**SOURCE TEXT:**
In this week’s portion, we have the story of the tower of Babylon. “And they said: ‘come let us build a city, and a tower with its top in the heavens, and let us make a name for ourselves, lest we be dispersed across the earth” (Gen. 11:4).
Nimrod, King of Babylon, led the builders of this tower. The rationale to build this tower was fear of another flood. The people reasoned that if they would build a tower high enough, they would be able to wage war with G-d, and prevent the flood from reoccurring.
Obviously, this contained a tremendous amount of faulty reasoning. Every person in the world was a descendant of Noach, as only his family survived the flood. In fact, Noach and his children were still alive, meaning there were first hand survivors of the flood! Certainly these people could have asked Noach, their grandfather or great-grandfather, what had been the causes that led to the flood. Was it simply a random occurrence that happened every so often simply to cause suffering to the inhabitants of the earth? And if they believed the story of the flood, how did Noach and his family survive – by coincidence? Certainly Noach would have informed his descendants that the only reason he survived was because G-d had instructed him to build an ark. How foolish for these people to then build a tower to rebel against the very Creator that had enabled them to be alive!
Let us look into their motives. What is the reason they built this tower? The Torah tells us: “Let us make a name for ourselves” (Gen.11:4).
The Maharal explains that when person makes a name for himself within the boundaries defined in the Torah, he is still under the umbrella of G-d, and still has responsibilities. The people building the tower wanted to be completely free. Therefore instead of aligning themselves with G-d, they aligned themselves with idolatry, even though they knew it to be not true.
It is a natural instinct for human beings to wish to make a name for themselves. But there are different ways to do it.
A person must understand his boundaries. We should desire to make a name for ourselves, but the ultimate aim of this desire should be to reveal G-d’s name in the world, thus spreading goodness. To attempt to “break free” of G-d’s influence is counterproductive, and ultimately spreads evil, as history has shown us the bitter fruits of reliance on contemporary and cultural morality.
It is a paradox to be an individual with free will, yet one who submits himself to G-d’s will. It is through this paradox that we can fulfill the purpose of the world.
The people who built the tower of Babylon were blinded by their ambition to make a name for themselves. Ultimately, except as a lesson for what not to do, they have been forgotten.
Rabbi Jay Spero is the rabbi of the Saranac Synagogue in Buffalo.

**RECORDS PROVIDED:**
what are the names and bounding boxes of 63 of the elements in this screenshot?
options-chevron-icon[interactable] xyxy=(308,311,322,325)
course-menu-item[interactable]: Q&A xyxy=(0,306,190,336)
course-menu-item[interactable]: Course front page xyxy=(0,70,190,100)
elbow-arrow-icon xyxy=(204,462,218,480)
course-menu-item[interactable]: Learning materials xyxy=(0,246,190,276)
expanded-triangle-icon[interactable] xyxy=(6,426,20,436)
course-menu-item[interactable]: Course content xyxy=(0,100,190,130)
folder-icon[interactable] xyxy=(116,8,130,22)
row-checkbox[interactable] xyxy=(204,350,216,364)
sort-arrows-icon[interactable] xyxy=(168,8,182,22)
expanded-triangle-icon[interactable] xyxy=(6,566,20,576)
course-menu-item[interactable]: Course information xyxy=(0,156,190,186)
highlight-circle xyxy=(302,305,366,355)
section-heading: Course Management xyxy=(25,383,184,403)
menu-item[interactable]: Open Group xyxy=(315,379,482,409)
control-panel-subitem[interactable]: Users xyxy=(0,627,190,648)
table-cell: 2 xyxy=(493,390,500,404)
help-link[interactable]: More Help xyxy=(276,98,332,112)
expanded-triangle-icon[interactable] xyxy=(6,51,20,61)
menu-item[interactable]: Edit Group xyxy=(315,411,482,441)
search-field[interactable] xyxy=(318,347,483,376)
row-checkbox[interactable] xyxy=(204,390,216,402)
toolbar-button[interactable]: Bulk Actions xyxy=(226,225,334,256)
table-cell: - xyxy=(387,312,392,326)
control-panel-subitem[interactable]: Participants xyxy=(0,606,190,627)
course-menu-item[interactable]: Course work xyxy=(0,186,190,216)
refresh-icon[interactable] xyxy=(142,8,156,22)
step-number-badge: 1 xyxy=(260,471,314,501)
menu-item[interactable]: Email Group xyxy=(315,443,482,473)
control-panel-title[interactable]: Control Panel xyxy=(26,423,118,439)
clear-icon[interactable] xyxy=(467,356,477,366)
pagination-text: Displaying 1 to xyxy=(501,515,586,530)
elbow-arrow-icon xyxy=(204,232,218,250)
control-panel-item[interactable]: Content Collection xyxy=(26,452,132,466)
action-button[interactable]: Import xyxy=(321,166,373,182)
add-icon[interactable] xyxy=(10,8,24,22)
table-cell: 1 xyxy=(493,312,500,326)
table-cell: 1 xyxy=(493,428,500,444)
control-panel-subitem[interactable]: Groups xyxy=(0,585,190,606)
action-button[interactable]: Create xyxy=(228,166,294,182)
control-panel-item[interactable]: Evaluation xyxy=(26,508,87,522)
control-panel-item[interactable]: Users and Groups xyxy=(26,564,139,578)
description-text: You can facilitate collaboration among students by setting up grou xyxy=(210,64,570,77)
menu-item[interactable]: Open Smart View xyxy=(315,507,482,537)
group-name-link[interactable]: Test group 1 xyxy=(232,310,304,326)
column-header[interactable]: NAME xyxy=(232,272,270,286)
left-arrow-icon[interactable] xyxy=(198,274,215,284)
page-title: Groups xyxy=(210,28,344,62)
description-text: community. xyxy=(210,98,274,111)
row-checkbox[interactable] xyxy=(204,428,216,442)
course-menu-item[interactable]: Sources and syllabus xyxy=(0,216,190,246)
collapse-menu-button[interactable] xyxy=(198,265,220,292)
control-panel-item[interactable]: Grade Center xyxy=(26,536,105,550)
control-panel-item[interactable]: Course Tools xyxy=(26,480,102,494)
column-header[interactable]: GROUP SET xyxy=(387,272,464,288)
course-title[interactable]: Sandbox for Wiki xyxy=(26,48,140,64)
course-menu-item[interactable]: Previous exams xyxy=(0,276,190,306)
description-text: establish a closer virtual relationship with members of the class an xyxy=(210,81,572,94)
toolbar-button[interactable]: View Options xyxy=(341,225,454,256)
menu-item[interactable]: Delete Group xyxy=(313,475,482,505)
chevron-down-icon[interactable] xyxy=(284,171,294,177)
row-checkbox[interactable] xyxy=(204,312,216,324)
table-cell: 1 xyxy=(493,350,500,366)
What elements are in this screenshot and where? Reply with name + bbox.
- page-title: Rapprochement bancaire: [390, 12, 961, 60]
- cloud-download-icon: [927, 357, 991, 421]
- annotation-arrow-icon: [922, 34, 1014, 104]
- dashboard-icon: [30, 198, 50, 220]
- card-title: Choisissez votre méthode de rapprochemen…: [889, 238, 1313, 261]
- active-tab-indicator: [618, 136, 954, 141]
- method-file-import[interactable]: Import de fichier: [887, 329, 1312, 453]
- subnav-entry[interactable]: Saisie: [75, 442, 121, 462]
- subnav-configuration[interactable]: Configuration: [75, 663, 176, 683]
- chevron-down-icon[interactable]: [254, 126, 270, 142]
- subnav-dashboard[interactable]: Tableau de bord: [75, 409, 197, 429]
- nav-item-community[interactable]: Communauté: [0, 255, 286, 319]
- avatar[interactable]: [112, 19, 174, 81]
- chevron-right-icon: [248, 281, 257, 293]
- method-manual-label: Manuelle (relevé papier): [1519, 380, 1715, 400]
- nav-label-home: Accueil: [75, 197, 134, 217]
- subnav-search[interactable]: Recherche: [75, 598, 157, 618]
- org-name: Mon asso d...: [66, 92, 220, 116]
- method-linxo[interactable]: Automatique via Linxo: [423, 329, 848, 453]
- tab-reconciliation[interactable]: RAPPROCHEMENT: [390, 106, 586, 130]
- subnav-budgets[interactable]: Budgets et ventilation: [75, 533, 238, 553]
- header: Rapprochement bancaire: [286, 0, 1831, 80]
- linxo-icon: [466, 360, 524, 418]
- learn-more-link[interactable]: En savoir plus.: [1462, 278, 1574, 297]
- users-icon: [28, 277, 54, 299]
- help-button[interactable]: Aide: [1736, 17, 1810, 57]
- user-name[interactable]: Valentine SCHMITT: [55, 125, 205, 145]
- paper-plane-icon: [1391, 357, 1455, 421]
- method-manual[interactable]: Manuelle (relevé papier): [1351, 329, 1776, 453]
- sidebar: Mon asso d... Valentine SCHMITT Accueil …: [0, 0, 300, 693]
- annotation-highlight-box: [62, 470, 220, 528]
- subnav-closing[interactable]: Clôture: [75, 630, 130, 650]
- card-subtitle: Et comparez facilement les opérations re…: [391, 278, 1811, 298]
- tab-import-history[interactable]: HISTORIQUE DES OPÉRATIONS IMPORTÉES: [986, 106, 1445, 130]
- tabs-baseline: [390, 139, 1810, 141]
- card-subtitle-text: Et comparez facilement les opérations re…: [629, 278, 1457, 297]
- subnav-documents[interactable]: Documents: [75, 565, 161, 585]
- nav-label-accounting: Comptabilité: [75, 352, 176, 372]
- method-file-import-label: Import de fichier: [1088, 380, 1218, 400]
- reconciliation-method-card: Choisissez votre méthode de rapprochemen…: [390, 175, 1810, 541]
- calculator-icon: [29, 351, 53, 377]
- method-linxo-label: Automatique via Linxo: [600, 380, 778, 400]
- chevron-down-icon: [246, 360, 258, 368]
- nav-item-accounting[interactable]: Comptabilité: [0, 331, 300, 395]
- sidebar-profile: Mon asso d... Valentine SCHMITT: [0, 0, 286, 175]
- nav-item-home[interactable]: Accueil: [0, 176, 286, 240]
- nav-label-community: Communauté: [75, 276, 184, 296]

**PROBLEM A:** In the piece on the tower of Babylon, who led the builders of the tower?
**PROBLEM B:** From the piece on the tower of Babylon, copy the passage that starts at the words "Obviously, this contained" and ends after "to be alive!".
The records come from a separate source.

**EXERCISE RESULT A:** Nimrod, King of Babylon.

**EXERCISE RESULT B:**
Obviously, this contained a tremendous amount of faulty reasoning. Every person in the world was a descendant of Noach, as only his family survived the flood. In fact, Noach and his children were still alive, meaning there were first hand survivors of the flood! Certainly these people could have asked Noach, their grandfather or great-grandfather, what had been the causes that led to the flood. Was it simply a random occurrence that happened every so often simply to cause suffering to the inhabitants of the earth? And if they believed the story of the flood, how did Noach and his family survive – by coincidence? Certainly Noach would have informed his descendants that the only reason he survived was because G-d had instructed him to build an ark. How foolish for these people to then build a tower to rebel against the very Creator that had enabled them to be alive!